TASK TO CARRY OUT: Take the entries below and print all of them exactly, please.

Lines of data

--*--

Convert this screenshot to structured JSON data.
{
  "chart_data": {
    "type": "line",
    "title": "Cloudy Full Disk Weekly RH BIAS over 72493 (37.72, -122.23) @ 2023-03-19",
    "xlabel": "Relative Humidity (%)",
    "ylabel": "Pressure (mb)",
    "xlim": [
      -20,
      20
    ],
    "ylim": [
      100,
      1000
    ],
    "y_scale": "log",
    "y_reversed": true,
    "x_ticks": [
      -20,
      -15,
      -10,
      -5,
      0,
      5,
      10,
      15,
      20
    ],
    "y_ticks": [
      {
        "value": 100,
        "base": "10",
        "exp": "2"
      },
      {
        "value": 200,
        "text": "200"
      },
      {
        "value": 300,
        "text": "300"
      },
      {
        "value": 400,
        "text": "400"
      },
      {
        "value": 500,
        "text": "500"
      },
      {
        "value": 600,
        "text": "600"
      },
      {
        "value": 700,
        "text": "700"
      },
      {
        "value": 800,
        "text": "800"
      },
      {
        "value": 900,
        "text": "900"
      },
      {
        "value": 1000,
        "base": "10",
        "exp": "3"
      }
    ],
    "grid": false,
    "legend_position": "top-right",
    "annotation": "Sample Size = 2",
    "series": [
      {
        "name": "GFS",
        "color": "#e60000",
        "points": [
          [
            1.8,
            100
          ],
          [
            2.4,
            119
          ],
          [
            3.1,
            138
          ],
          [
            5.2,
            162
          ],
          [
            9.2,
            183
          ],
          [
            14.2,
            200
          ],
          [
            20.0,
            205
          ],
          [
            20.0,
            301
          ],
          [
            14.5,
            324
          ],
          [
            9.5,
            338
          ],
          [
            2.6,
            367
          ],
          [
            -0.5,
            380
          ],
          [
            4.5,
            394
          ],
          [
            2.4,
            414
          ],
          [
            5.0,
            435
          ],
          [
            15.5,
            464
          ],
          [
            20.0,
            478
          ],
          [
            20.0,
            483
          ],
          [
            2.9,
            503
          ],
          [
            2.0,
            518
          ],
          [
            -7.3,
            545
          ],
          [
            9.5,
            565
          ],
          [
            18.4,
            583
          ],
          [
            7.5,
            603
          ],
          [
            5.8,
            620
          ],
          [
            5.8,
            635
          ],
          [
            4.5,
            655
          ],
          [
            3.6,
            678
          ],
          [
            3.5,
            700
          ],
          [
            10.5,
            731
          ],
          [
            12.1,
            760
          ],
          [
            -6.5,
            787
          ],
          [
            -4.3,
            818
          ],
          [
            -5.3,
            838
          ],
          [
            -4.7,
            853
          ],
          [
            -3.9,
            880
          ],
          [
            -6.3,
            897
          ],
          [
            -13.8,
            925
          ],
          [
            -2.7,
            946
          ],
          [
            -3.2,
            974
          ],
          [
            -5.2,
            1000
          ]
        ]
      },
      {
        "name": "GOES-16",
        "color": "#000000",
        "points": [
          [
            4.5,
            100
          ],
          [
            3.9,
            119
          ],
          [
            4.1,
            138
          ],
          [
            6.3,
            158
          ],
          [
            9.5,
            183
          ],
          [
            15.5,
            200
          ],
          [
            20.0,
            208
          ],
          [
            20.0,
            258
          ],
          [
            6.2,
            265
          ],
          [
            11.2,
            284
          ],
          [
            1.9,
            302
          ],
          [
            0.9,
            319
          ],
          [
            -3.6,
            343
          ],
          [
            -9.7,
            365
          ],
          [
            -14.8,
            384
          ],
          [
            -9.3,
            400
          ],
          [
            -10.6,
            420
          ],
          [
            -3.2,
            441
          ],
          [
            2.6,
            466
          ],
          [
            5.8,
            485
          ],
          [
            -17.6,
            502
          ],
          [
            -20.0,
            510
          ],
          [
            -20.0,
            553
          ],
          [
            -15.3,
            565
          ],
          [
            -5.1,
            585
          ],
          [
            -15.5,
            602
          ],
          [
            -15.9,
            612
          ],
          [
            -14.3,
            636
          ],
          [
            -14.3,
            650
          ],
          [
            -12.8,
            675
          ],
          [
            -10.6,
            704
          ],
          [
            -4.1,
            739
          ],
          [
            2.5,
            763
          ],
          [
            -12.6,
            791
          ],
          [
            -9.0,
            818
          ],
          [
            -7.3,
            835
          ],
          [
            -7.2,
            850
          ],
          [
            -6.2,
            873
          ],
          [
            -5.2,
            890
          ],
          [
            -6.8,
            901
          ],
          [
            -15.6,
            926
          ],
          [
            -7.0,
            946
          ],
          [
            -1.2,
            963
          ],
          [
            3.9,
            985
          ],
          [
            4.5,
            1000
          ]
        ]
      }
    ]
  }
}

--*--

RESULT:
Convert this screenshot to structured JSON data.
{
  "chart_data": {
    "type": "line",
    "title": "Cloudy Full Disk Weekly RH BIAS over 72493 (37.72, -122.23) @ 2023-03-19",
    "xlabel": "Relative Humidity (%)",
    "ylabel": "Pressure (mb)",
    "xlim": [
      -20,
      20
    ],
    "ylim": [
      100,
      1000
    ],
    "y_scale": "log",
    "y_reversed": true,
    "x_ticks": [
      -20,
      -15,
      -10,
      -5,
      0,
      5,
      10,
      15,
      20
    ],
    "y_ticks": [
      {
        "value": 100,
        "base": "10",
        "exp": "2"
      },
      {
        "value": 200,
        "text": "200"
      },
      {
        "value": 300,
        "text": "300"
      },
      {
        "value": 400,
        "text": "400"
      },
      {
        "value": 500,
        "text": "500"
      },
      {
        "value": 600,
        "text": "600"
      },
      {
        "value": 700,
        "text": "700"
      },
      {
        "value": 800,
        "text": "800"
      },
      {
        "value": 900,
        "text": "900"
      },
      {
        "value": 1000,
        "base": "10",
        "exp": "3"
      }
    ],
    "grid": false,
    "legend_position": "top-right",
    "annotation": "Sample Size = 2",
    "series": [
      {
        "name": "GFS",
        "color": "#e60000",
        "points": [
          [
            1.8,
            100
          ],
          [
            2.4,
            119
          ],
          [
            3.1,
            138
          ],
          [
            5.2,
            162
          ],
          [
            9.2,
            183
          ],
          [
            14.2,
            200
          ],
          [
            20.0,
            205
          ],
          [
            20.0,
            301
          ],
          [
            14.5,
            324
          ],
          [
            9.5,
            338
          ],
          [
            2.6,
            367
          ],
          [
            -0.5,
            380
          ],
          [
            4.5,
            394
          ],
          [
            2.4,
            414
          ],
          [
            5.0,
            435
          ],
          [
            15.5,
            464
          ],
          [
            20.0,
            478
          ],
          [
            20.0,
            483
          ],
          [
            2.9,
            503
          ],
          [
            2.0,
            518
          ],
          [
            -7.3,
            545
          ],
          [
            9.5,
            565
          ],
          [
            18.4,
            583
          ],
          [
            7.5,
            603
          ],
          [
            5.8,
            620
          ],
          [
            5.8,
            635
          ],
          [
            4.5,
            655
          ],
          [
            3.6,
            678
          ],
          [
            3.5,
            700
          ],
          [
            10.5,
            731
          ],
          [
            12.1,
            760
          ],
          [
            -6.5,
            787
          ],
          [
            -4.3,
            818
          ],
          [
            -5.3,
            838
          ],
          [
            -4.7,
            853
          ],
          [
            -3.9,
            880
          ],
          [
            -6.3,
            897
          ],
          [
            -13.8,
            925
          ],
          [
            -2.7,
            946
          ],
          [
            -3.2,
            974
          ],
          [
            -5.2,
            1000
          ]
        ]
      },
      {
        "name": "GOES-16",
        "color": "#000000",
        "points": [
          [
            4.5,
            100
          ],
          [
            3.9,
            119
          ],
          [
            4.1,
            138
          ],
          [
            6.3,
            158
          ],
          [
            9.5,
            183
          ],
          [
            15.5,
            200
          ],
          [
            20.0,
            208
          ],
          [
            20.0,
            258
          ],
          [
            6.2,
            265
          ],
          [
            11.2,
            284
          ],
          [
            1.9,
            302
          ],
          [
            0.9,
            319
          ],
          [
            -3.6,
            343
          ],
          [
            -9.7,
            365
          ],
          [
            -14.8,
            384
          ],
          [
            -9.3,
            400
          ],
          [
            -10.6,
            420
          ],
          [
            -3.2,
            441
          ],
          [
            2.6,
            466
          ],
          [
            5.8,
            485
          ],
          [
            -17.6,
            502
          ],
          [
            -20.0,
            510
          ],
          [
            -20.0,
            553
          ],
          [
            -15.3,
            565
          ],
          [
            -5.1,
            585
          ],
          [
            -15.5,
            602
          ],
          [
            -15.9,
            612
          ],
          [
            -14.3,
            636
          ],
          [
            -14.3,
            650
          ],
          [
            -12.8,
            675
          ],
          [
            -10.6,
            704
          ],
          [
            -4.1,
            739
          ],
          [
            2.5,
            763
          ],
          [
            -12.6,
            791
          ],
          [
            -9.0,
            818
          ],
          [
            -7.3,
            835
          ],
          [
            -7.2,
            850
          ],
          [
            -6.2,
            873
          ],
          [
            -5.2,
            890
          ],
          [
            -6.8,
            901
          ],
          [
            -15.6,
            926
          ],
          [
            -7.0,
            946
          ],
          [
            -1.2,
            963
          ],
          [
            3.9,
            985
          ],
          [
            4.5,
            1000
          ]
        ]
      }
    ]
  }
}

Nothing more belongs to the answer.